I will try anything. Thanks. I need go buy DE again.. It is crazy.


----------



## Rose (Oct 26, 2007)

Equisect and Cylence are both pyrethroids. Same/same, with tweaks.


----------



## dragonlair (Mar 24, 2009)

I have never had problems with ticks on my goats, probably because the goat area does not contain any sort of vegetation any more for them to hide in (the ticks, not the goats).

I have a small place. When I moved in here 14 years ago, I planted Sweet Annie (a Wormwood family member). The first couple of years I had a tick problem with the dogs. After dear Sweet Annie took over my place, the ticks have been few and far between, and usually seen in the early spring before Annie rears her smelly head from the ground.

None of the animals will try to eat the stuff, but it seems pretty effective at chasing away ticks.


----------



## Ashley (Oct 25, 2007)

Rose said:


> Equisect and Cylence are both pyrethroids. Same/same, with tweaks.

Entries shown:
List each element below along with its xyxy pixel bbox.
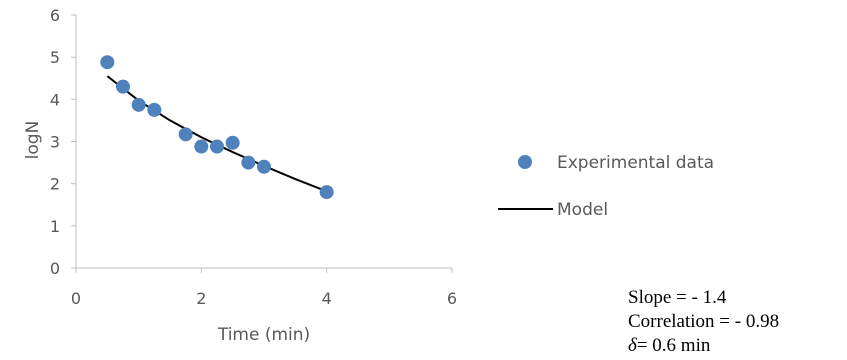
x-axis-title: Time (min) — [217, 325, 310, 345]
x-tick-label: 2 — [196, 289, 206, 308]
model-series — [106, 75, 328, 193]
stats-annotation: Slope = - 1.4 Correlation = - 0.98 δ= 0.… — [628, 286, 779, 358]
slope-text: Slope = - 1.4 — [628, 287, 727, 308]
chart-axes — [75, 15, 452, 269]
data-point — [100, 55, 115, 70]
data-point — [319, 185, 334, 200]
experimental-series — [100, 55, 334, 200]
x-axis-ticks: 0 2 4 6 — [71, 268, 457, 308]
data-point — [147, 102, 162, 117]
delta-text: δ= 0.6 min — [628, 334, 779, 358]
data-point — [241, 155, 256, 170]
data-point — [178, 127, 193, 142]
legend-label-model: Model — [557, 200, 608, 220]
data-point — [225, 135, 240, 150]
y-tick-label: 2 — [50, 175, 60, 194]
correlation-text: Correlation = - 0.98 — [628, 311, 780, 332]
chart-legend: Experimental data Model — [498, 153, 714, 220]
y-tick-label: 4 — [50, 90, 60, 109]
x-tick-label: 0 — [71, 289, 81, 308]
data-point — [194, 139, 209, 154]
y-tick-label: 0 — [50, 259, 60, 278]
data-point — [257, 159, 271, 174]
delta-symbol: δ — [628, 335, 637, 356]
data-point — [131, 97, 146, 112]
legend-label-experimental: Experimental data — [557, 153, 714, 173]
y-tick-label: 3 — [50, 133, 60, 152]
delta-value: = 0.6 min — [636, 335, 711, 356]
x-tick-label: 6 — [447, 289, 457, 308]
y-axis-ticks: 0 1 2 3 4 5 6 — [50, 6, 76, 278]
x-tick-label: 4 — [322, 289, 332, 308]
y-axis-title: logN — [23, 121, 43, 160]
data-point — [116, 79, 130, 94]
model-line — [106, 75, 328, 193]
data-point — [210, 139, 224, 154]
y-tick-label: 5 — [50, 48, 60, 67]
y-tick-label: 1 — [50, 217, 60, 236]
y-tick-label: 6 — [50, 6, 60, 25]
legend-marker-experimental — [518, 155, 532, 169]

...

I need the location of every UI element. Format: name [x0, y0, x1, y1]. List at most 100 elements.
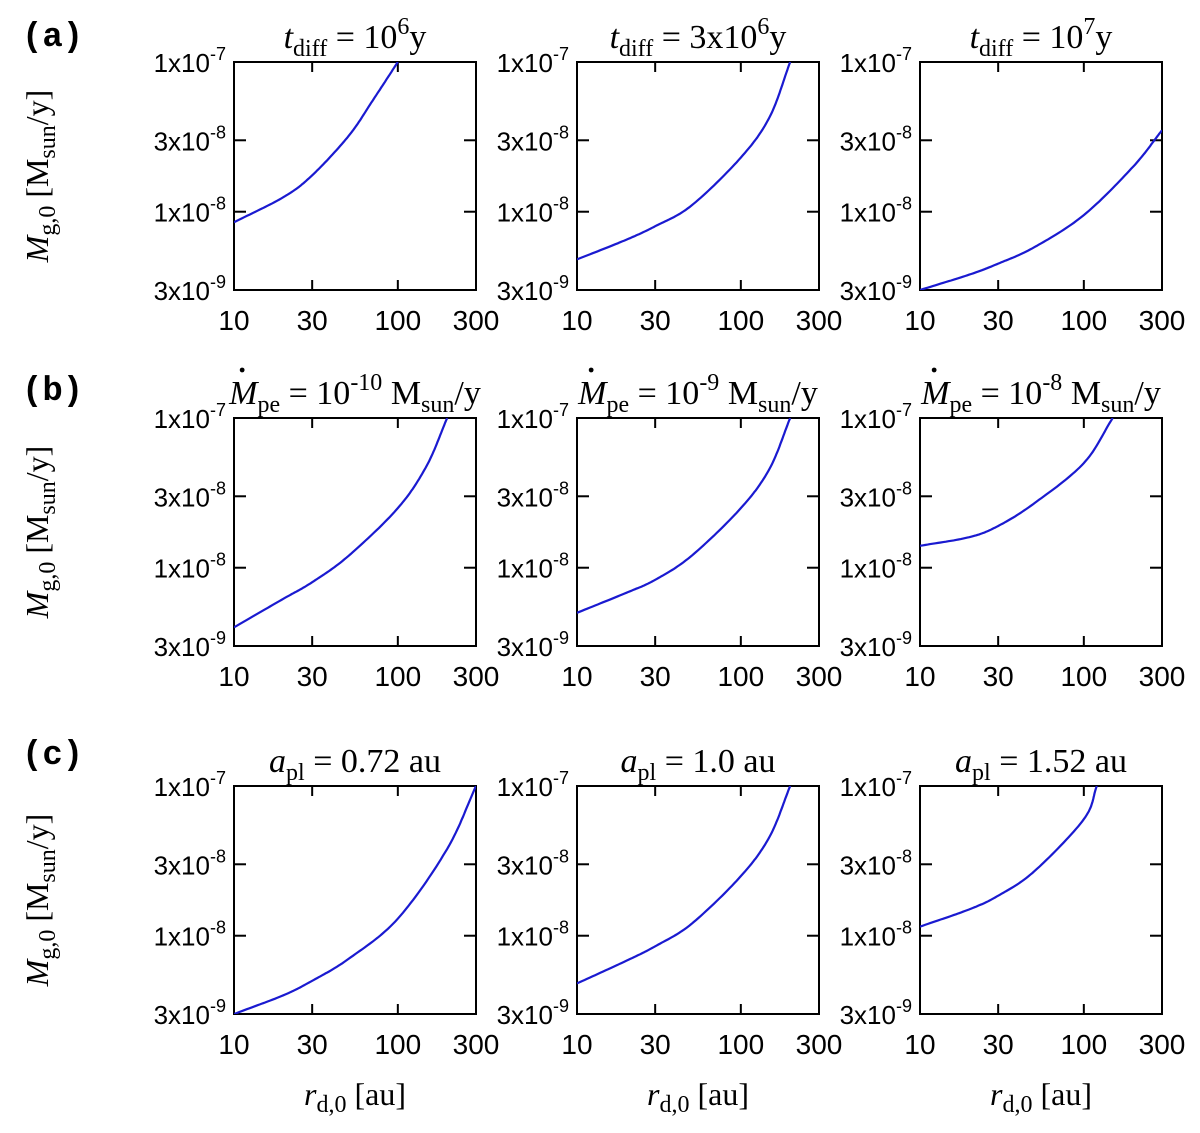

What is needed: Carry the forum thread on ticks forward, writing what comes after Ashley's quote of Rose. The lines in the two blocks are separate material with no connection to the tick thread.

Exercise output:
One is a synthetic product, they do act differently.


----------



## wilson.shannona (5 d ago)

Ashley said:


> If you want something natural, equisect tick spray works great. Just give them a spray once a day on the milk stand. Keeps the flies from bugging you too. And I use it on myself, on the critters, even in the garden. It is quit powerful, will kill horseflies before your eyes


 I have been unable to find the equisect tick spray - I did find the equisect fly spray that says is also "kills fleas and ticks on cats and dogs" - is that the same thing?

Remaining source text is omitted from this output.